RECORDS
+++
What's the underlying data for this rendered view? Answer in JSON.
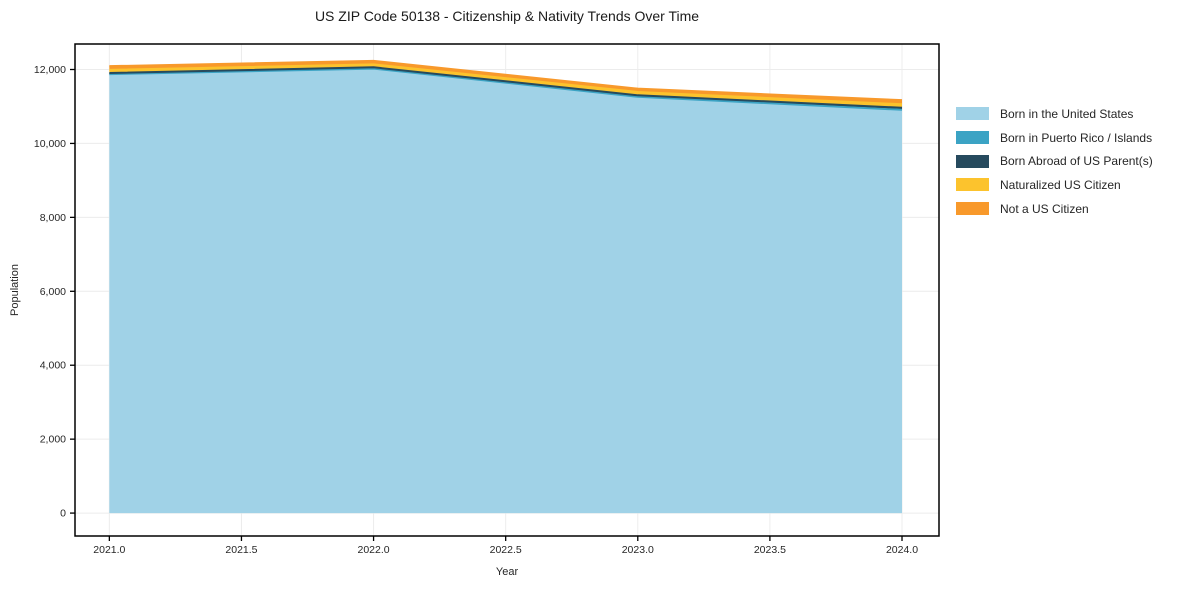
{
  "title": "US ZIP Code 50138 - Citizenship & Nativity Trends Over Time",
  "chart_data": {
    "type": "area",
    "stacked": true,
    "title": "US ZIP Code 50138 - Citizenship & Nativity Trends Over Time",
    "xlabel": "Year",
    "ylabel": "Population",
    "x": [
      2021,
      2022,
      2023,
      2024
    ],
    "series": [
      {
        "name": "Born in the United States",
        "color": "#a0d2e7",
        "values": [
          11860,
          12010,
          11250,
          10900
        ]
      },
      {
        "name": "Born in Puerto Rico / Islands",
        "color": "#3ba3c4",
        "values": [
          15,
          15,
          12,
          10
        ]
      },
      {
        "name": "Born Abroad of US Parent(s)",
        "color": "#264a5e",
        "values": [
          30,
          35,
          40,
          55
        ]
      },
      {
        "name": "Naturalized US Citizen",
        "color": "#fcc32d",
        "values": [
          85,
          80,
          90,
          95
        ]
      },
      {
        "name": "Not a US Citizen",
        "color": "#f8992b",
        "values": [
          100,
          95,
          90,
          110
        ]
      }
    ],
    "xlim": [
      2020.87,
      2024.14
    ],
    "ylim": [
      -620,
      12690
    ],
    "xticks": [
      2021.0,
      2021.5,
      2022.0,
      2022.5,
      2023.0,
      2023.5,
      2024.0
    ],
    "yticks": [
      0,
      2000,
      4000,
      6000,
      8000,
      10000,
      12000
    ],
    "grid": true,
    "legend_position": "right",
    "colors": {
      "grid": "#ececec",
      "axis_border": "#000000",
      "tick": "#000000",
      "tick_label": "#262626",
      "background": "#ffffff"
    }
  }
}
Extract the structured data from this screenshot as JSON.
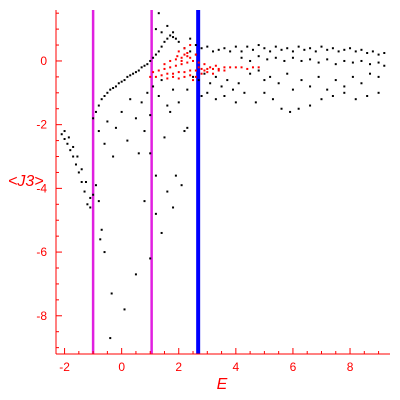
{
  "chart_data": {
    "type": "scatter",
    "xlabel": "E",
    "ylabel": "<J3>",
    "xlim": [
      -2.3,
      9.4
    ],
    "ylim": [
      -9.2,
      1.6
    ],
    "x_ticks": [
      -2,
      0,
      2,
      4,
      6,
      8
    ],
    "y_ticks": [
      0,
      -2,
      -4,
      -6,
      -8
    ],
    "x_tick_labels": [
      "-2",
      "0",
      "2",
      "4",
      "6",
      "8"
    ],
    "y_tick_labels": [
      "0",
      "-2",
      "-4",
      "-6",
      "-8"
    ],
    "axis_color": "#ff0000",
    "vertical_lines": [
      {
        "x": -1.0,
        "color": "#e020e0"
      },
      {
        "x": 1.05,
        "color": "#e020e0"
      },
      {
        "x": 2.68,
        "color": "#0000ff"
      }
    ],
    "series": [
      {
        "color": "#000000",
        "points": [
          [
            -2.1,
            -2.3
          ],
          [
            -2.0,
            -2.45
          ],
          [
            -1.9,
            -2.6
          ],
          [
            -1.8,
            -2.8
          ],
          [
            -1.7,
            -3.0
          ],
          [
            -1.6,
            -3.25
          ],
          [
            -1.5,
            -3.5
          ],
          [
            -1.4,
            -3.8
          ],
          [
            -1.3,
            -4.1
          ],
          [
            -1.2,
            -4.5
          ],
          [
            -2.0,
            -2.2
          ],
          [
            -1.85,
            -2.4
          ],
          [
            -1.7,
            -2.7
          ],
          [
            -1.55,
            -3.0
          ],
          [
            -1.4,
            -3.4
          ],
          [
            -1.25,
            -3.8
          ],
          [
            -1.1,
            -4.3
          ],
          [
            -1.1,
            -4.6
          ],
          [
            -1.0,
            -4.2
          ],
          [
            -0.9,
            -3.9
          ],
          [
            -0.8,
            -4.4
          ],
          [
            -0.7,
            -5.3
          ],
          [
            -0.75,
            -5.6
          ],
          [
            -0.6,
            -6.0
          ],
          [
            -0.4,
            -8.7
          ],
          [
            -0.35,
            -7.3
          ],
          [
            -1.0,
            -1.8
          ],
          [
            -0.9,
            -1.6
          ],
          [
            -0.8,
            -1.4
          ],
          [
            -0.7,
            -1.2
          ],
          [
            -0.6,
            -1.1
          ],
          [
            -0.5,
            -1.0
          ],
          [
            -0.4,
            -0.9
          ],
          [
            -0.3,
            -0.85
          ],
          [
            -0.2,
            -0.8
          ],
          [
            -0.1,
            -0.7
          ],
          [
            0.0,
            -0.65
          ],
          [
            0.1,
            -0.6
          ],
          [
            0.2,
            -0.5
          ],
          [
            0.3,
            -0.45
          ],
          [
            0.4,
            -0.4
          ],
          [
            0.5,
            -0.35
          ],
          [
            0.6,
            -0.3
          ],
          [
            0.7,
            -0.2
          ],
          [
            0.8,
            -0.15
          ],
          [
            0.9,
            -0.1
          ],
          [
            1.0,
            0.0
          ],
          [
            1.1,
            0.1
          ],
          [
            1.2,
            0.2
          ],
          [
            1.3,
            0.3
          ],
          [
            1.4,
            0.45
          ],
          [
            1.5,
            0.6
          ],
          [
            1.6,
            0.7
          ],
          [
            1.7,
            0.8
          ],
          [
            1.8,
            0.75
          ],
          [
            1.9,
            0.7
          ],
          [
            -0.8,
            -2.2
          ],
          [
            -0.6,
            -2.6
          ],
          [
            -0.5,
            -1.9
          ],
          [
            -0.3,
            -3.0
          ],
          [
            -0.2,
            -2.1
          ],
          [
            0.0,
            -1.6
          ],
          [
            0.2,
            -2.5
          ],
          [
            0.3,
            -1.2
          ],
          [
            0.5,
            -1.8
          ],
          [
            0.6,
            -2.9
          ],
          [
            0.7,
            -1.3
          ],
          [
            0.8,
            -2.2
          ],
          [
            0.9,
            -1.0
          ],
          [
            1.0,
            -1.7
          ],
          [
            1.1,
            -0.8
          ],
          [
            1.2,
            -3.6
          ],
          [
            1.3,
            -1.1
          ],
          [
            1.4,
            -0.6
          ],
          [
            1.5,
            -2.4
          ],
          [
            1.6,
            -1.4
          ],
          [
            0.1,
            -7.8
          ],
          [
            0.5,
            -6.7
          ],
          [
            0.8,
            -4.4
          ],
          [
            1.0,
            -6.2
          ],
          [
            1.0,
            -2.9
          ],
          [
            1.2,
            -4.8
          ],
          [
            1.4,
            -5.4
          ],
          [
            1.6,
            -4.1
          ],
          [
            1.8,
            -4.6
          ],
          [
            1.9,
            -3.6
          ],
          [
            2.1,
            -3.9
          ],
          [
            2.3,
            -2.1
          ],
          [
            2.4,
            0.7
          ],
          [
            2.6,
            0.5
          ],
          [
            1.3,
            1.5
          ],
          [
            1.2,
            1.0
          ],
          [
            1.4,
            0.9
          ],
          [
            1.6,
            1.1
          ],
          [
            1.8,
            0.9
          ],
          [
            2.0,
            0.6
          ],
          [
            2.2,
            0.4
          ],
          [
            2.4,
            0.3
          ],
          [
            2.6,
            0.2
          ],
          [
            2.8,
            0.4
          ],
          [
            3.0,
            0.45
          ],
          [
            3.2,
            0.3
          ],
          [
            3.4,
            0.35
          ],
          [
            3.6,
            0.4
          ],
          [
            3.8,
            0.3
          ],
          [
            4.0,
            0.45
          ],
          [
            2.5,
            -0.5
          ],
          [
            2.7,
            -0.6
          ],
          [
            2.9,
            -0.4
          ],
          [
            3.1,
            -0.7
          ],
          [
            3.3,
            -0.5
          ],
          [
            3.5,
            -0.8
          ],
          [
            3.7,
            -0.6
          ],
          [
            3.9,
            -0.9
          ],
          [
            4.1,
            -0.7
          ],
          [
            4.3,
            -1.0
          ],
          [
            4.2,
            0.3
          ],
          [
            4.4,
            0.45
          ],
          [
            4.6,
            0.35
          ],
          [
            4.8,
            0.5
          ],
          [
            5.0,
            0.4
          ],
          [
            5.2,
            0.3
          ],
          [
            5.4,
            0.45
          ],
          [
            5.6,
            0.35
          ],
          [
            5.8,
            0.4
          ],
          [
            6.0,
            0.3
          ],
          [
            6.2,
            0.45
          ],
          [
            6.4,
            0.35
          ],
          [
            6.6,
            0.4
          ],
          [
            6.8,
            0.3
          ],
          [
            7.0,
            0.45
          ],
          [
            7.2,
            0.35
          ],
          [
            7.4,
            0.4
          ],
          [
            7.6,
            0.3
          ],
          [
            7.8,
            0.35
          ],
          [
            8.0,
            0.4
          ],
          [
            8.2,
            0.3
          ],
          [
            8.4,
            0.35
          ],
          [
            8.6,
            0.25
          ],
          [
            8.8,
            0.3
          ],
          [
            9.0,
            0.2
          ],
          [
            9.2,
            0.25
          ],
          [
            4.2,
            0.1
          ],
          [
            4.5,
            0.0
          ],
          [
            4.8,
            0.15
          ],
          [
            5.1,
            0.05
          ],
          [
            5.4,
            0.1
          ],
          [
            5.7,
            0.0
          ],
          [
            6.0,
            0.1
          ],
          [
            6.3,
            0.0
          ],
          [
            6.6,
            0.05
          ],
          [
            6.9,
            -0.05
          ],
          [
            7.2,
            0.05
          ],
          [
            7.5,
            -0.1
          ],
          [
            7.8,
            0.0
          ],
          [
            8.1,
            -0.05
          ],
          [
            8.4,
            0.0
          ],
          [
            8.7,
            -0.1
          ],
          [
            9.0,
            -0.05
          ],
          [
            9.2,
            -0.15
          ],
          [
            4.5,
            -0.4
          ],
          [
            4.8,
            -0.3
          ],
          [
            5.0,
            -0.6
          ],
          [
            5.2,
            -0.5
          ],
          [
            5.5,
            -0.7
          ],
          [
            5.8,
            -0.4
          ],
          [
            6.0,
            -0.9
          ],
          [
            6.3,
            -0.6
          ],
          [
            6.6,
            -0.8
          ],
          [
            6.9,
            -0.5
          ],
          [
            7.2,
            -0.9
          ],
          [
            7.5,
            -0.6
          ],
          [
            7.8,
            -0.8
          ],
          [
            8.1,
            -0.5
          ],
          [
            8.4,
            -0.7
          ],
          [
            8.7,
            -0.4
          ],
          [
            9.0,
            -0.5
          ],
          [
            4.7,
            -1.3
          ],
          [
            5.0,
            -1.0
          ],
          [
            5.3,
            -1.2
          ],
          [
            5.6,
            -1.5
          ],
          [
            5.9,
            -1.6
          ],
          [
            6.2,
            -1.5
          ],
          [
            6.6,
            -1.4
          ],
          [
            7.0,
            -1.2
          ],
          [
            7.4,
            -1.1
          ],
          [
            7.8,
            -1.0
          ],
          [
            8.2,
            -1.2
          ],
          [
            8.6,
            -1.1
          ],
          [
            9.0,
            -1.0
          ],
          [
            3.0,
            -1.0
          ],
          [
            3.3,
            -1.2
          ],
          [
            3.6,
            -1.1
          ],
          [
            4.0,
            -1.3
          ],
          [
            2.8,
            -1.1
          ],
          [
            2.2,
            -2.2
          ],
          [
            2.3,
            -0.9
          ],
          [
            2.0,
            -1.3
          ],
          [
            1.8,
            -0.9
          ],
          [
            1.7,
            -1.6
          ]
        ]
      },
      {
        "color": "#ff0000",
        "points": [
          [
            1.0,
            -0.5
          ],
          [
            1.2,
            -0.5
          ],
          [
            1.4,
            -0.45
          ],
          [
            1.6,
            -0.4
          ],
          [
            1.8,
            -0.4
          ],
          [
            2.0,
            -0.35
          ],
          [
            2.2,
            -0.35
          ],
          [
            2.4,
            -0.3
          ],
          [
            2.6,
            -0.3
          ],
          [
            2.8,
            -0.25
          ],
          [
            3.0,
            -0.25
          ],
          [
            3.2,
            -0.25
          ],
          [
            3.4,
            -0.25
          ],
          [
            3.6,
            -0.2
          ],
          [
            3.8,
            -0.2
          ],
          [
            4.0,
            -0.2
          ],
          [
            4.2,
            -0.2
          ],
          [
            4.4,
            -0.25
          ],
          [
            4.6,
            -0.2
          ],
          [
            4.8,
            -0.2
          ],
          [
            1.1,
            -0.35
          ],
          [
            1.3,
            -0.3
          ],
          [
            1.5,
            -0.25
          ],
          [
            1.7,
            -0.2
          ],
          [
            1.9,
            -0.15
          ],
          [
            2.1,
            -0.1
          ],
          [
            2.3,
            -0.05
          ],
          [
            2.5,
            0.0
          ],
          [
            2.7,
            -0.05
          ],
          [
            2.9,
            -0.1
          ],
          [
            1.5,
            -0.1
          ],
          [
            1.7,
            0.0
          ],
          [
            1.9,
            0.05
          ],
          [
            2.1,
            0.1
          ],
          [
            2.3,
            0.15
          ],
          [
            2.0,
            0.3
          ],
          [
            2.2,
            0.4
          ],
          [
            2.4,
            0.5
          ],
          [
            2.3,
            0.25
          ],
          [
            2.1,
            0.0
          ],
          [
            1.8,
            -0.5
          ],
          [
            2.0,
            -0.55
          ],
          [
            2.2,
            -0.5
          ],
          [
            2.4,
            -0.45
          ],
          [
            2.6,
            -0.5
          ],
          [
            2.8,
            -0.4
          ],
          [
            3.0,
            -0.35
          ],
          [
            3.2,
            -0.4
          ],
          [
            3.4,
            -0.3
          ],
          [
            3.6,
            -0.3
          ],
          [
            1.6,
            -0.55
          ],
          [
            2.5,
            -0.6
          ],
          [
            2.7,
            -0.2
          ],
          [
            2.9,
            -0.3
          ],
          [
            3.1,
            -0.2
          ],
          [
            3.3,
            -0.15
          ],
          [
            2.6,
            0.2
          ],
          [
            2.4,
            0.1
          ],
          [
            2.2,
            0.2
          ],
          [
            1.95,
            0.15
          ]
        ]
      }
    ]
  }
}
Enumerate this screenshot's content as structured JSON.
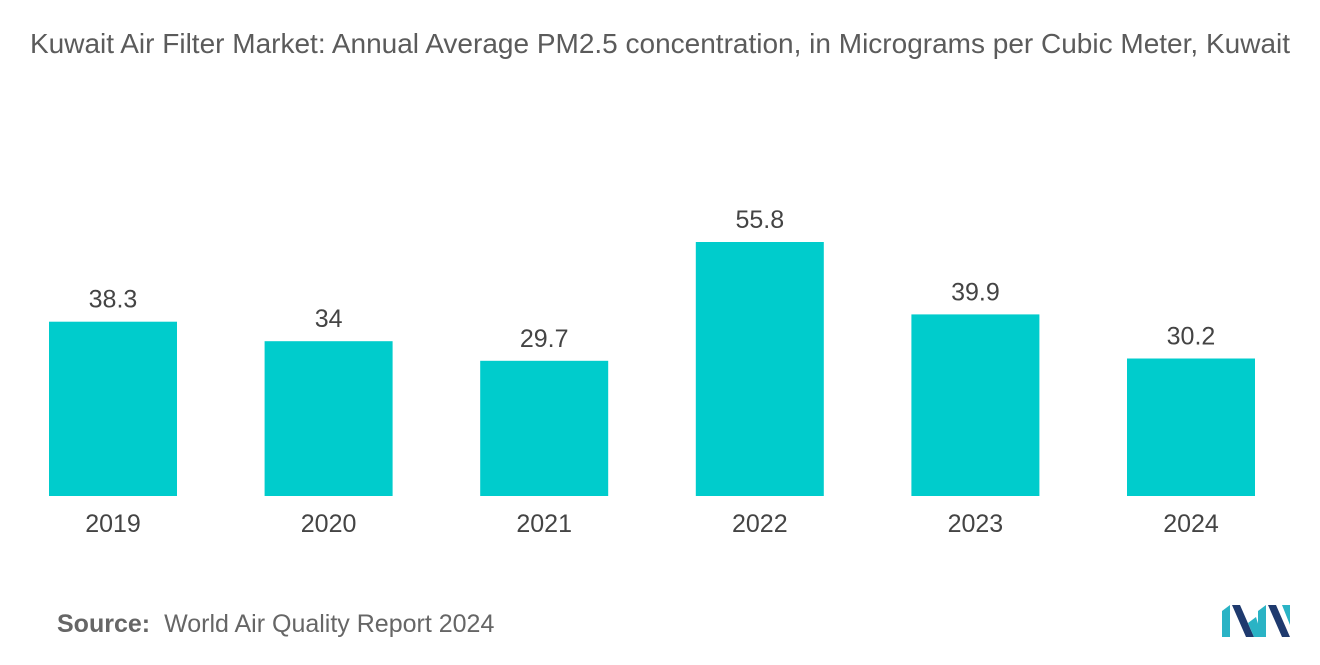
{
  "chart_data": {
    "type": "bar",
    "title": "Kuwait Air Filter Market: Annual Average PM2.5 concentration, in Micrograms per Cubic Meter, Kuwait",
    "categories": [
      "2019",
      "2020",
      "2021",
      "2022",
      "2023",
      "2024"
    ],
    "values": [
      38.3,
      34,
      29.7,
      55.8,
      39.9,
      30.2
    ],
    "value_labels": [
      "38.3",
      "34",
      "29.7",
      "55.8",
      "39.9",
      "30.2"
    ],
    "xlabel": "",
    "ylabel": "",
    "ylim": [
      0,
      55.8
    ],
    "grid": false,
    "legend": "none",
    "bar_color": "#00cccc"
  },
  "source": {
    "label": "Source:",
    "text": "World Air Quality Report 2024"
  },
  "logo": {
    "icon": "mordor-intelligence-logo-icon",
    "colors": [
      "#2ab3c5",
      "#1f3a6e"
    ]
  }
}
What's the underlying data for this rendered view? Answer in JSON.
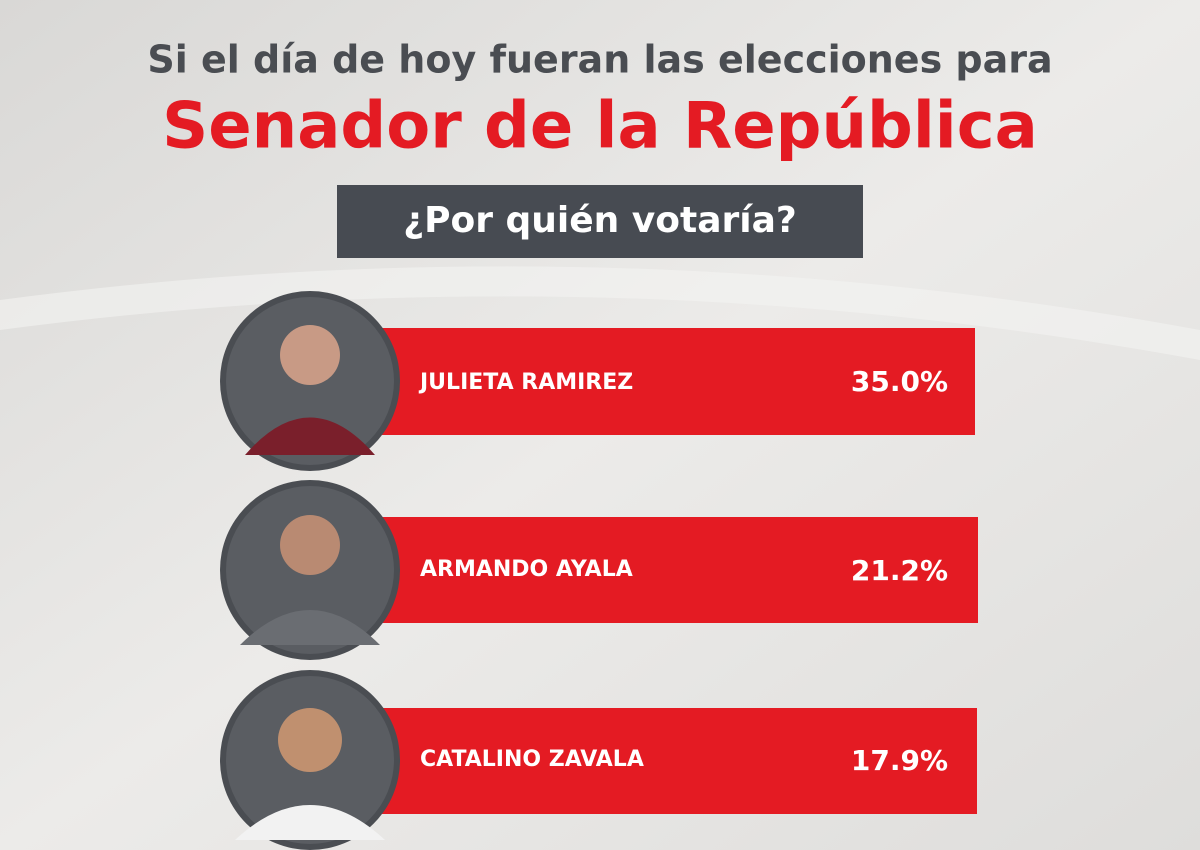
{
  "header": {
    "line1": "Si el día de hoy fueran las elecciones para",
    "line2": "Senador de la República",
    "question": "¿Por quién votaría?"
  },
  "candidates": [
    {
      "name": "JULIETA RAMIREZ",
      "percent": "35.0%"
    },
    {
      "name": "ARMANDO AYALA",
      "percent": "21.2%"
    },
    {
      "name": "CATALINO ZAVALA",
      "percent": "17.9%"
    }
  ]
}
+++
STATED GOAL
Your task is to retype the lines running from the one that contains "Enumerate this screenshot's" through the end of the records, and nothing else. Pictures are not part of the copy.

ANSWER FOR THIS EXERCISE
Enumerate this screenshot's content as structured JSON.
{
  "chart_data": {
    "type": "bar",
    "title": "Kuwait Air Filter Market: Annual Average PM2.5 concentration, in Micrograms per Cubic Meter, Kuwait",
    "categories": [
      "2019",
      "2020",
      "2021",
      "2022",
      "2023",
      "2024"
    ],
    "values": [
      38.3,
      34,
      29.7,
      55.8,
      39.9,
      30.2
    ],
    "value_labels": [
      "38.3",
      "34",
      "29.7",
      "55.8",
      "39.9",
      "30.2"
    ],
    "xlabel": "",
    "ylabel": "",
    "ylim": [
      0,
      55.8
    ],
    "grid": false,
    "legend": "none",
    "bar_color": "#00cccc"
  },
  "source": {
    "label": "Source:",
    "text": "World Air Quality Report 2024"
  },
  "logo": {
    "icon": "mordor-intelligence-logo-icon",
    "colors": [
      "#2ab3c5",
      "#1f3a6e"
    ]
  }
}
What's the underlying data for this rendered view? Answer in JSON.
{
  "header": {
    "line1": "Si el día de hoy fueran las elecciones para",
    "line2": "Senador de la República",
    "question": "¿Por quién votaría?"
  },
  "candidates": [
    {
      "name": "JULIETA RAMIREZ",
      "percent": "35.0%"
    },
    {
      "name": "ARMANDO AYALA",
      "percent": "21.2%"
    },
    {
      "name": "CATALINO ZAVALA",
      "percent": "17.9%"
    }
  ]
}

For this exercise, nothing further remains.